Skip any picture you find and retype all the remaining lines exactly.

-- start --

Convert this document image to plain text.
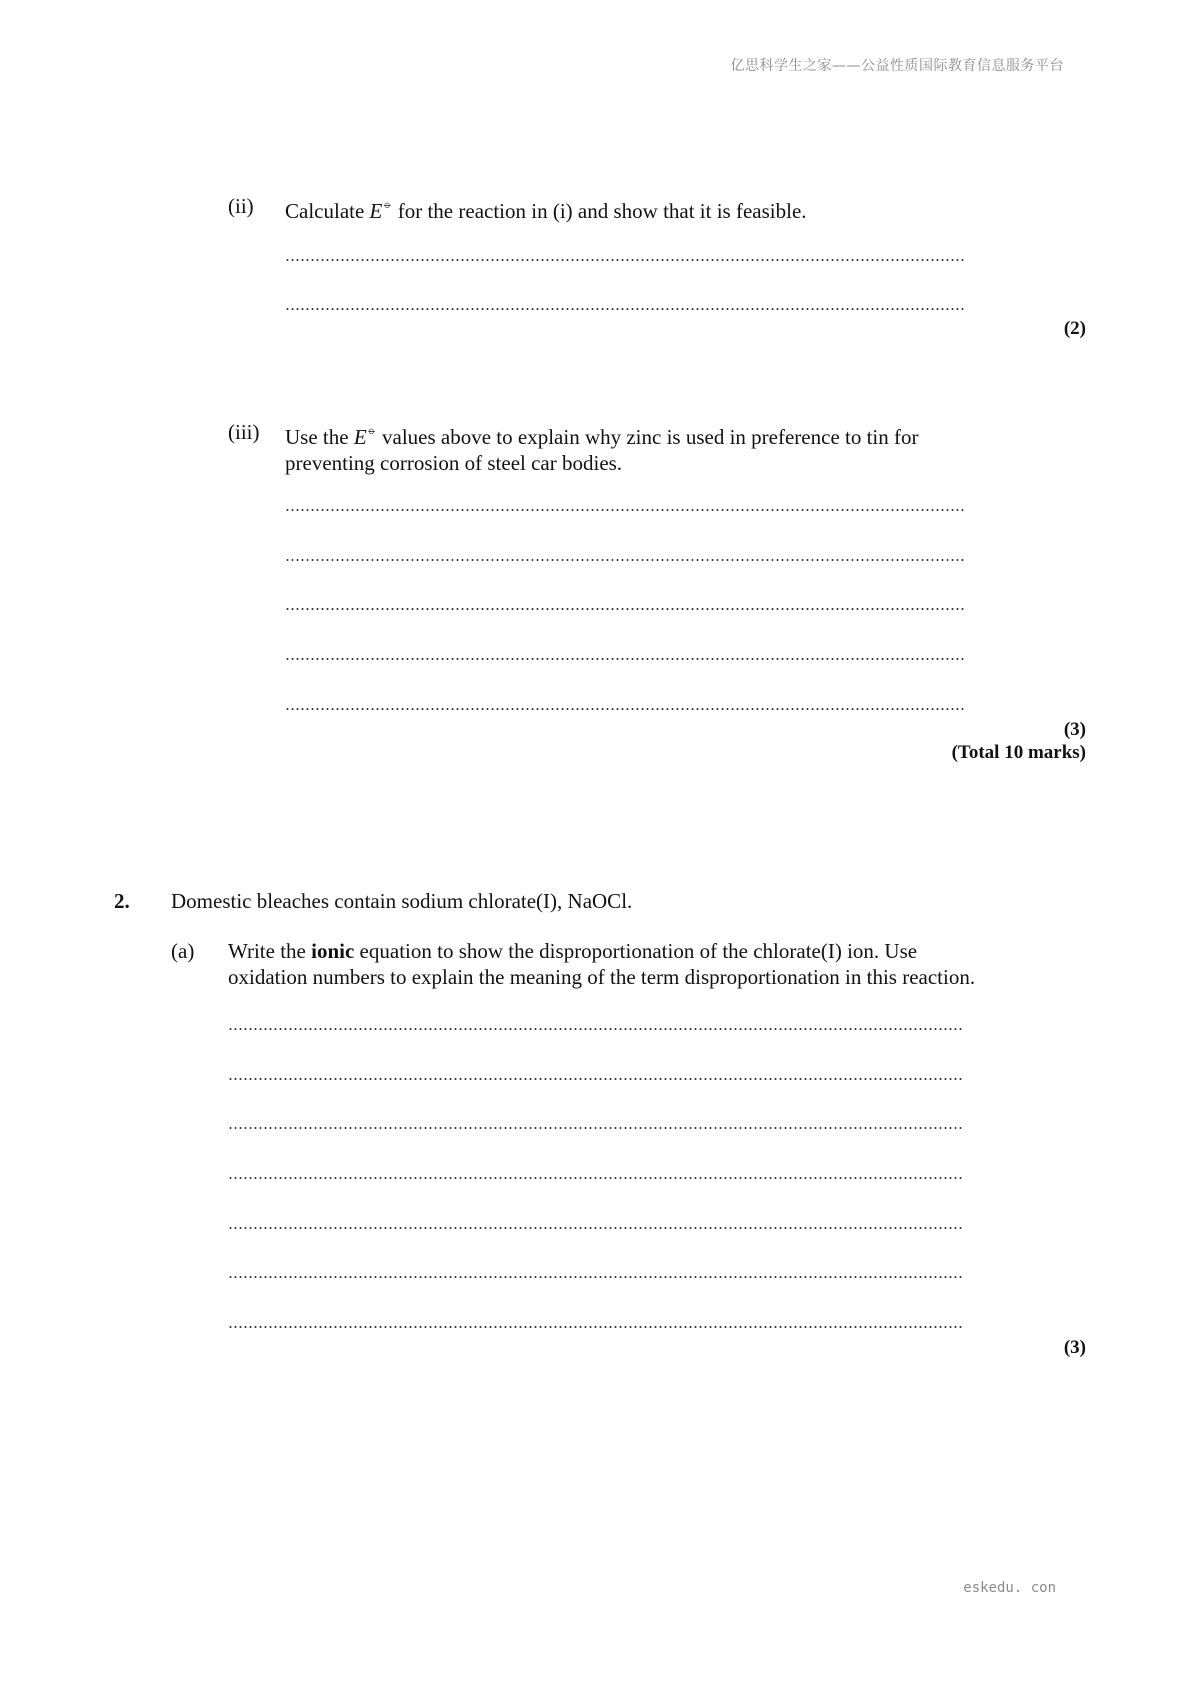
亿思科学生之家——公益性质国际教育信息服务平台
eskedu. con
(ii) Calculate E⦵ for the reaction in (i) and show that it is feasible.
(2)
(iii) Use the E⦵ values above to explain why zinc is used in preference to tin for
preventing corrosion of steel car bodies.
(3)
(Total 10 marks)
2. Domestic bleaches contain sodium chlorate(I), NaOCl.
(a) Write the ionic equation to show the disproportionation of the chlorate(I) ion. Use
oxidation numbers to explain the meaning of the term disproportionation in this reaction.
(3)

-- end --

Reply to the task:
Convert this document image to plain text.
亿思科学生之家——公益性质国际教育信息服务平台
eskedu. con
(ii) Calculate E⦵ for the reaction in (i) and show that it is feasible.
(2)
(iii) Use the E⦵ values above to explain why zinc is used in preference to tin for
preventing corrosion of steel car bodies.
(3)
(Total 10 marks)
2. Domestic bleaches contain sodium chlorate(I), NaOCl.
(a) Write the ionic equation to show the disproportionation of the chlorate(I) ion. Use
oxidation numbers to explain the meaning of the term disproportionation in this reaction.
(3)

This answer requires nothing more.